--- Aim of the exercise ---
Write out each record again exactly as it stands.

--- Data supplied ---
*-*-*

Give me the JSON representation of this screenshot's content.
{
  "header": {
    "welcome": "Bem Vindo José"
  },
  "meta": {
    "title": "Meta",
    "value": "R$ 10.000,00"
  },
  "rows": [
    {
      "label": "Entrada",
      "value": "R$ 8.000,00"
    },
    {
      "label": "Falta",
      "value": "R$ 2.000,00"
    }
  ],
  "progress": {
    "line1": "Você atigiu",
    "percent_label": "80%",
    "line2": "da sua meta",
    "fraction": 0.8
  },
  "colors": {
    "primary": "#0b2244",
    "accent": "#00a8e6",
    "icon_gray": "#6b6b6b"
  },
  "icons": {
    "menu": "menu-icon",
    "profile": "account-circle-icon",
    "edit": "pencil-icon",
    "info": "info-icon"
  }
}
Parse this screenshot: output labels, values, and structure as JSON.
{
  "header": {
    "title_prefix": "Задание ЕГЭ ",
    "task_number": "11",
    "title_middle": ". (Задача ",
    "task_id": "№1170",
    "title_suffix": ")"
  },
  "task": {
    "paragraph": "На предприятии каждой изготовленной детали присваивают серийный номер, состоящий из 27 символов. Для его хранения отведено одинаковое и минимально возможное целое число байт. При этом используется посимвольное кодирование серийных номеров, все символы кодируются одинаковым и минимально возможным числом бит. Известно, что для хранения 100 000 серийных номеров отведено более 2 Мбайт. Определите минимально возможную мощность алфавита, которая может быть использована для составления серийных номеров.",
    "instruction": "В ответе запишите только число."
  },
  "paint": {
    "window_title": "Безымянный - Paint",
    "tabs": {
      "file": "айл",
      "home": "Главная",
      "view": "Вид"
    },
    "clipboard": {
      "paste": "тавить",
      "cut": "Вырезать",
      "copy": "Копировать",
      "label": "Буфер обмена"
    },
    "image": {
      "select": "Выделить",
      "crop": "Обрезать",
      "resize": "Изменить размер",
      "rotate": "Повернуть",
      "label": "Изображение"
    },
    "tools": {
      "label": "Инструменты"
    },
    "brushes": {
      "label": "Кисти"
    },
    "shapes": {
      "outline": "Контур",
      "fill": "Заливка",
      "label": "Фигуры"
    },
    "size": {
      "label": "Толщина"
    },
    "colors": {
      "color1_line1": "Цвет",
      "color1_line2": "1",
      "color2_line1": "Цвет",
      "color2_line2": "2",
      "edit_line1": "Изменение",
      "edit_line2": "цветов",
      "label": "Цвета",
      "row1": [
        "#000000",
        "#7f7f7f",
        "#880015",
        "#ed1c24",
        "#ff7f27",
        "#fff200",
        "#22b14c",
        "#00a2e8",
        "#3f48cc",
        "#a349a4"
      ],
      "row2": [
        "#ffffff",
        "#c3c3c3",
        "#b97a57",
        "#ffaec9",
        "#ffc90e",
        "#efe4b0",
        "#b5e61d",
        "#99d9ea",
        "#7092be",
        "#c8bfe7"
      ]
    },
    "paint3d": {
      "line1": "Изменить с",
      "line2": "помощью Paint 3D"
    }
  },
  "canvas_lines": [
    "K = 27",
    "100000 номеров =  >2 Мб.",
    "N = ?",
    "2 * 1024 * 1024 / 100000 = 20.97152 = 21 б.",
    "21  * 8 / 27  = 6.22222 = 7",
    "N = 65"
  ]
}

*-*-*

--- Answer for the task ---
Give me the JSON representation of this screenshot's content.
{
  "header": {
    "welcome": "Bem Vindo José"
  },
  "meta": {
    "title": "Meta",
    "value": "R$ 10.000,00"
  },
  "rows": [
    {
      "label": "Entrada",
      "value": "R$ 8.000,00"
    },
    {
      "label": "Falta",
      "value": "R$ 2.000,00"
    }
  ],
  "progress": {
    "line1": "Você atigiu",
    "percent_label": "80%",
    "line2": "da sua meta",
    "fraction": 0.8
  },
  "colors": {
    "primary": "#0b2244",
    "accent": "#00a8e6",
    "icon_gray": "#6b6b6b"
  },
  "icons": {
    "menu": "menu-icon",
    "profile": "account-circle-icon",
    "edit": "pencil-icon",
    "info": "info-icon"
  }
}
Parse this screenshot: output labels, values, and structure as JSON.
{
  "header": {
    "title_prefix": "Задание ЕГЭ ",
    "task_number": "11",
    "title_middle": ". (Задача ",
    "task_id": "№1170",
    "title_suffix": ")"
  },
  "task": {
    "paragraph": "На предприятии каждой изготовленной детали присваивают серийный номер, состоящий из 27 символов. Для его хранения отведено одинаковое и минимально возможное целое число байт. При этом используется посимвольное кодирование серийных номеров, все символы кодируются одинаковым и минимально возможным числом бит. Известно, что для хранения 100 000 серийных номеров отведено более 2 Мбайт. Определите минимально возможную мощность алфавита, которая может быть использована для составления серийных номеров.",
    "instruction": "В ответе запишите только число."
  },
  "paint": {
    "window_title": "Безымянный - Paint",
    "tabs": {
      "file": "айл",
      "home": "Главная",
      "view": "Вид"
    },
    "clipboard": {
      "paste": "тавить",
      "cut": "Вырезать",
      "copy": "Копировать",
      "label": "Буфер обмена"
    },
    "image": {
      "select": "Выделить",
      "crop": "Обрезать",
      "resize": "Изменить размер",
      "rotate": "Повернуть",
      "label": "Изображение"
    },
    "tools": {
      "label": "Инструменты"
    },
    "brushes": {
      "label": "Кисти"
    },
    "shapes": {
      "outline": "Контур",
      "fill": "Заливка",
      "label": "Фигуры"
    },
    "size": {
      "label": "Толщина"
    },
    "colors": {
      "color1_line1": "Цвет",
      "color1_line2": "1",
      "color2_line1": "Цвет",
      "color2_line2": "2",
      "edit_line1": "Изменение",
      "edit_line2": "цветов",
      "label": "Цвета",
      "row1": [
        "#000000",
        "#7f7f7f",
        "#880015",
        "#ed1c24",
        "#ff7f27",
        "#fff200",
        "#22b14c",
        "#00a2e8",
        "#3f48cc",
        "#a349a4"
      ],
      "row2": [
        "#ffffff",
        "#c3c3c3",
        "#b97a57",
        "#ffaec9",
        "#ffc90e",
        "#efe4b0",
        "#b5e61d",
        "#99d9ea",
        "#7092be",
        "#c8bfe7"
      ]
    },
    "paint3d": {
      "line1": "Изменить с",
      "line2": "помощью Paint 3D"
    }
  },
  "canvas_lines": [
    "K = 27",
    "100000 номеров =  >2 Мб.",
    "N = ?",
    "2 * 1024 * 1024 / 100000 = 20.97152 = 21 б.",
    "21  * 8 / 27  = 6.22222 = 7",
    "N = 65"
  ]
}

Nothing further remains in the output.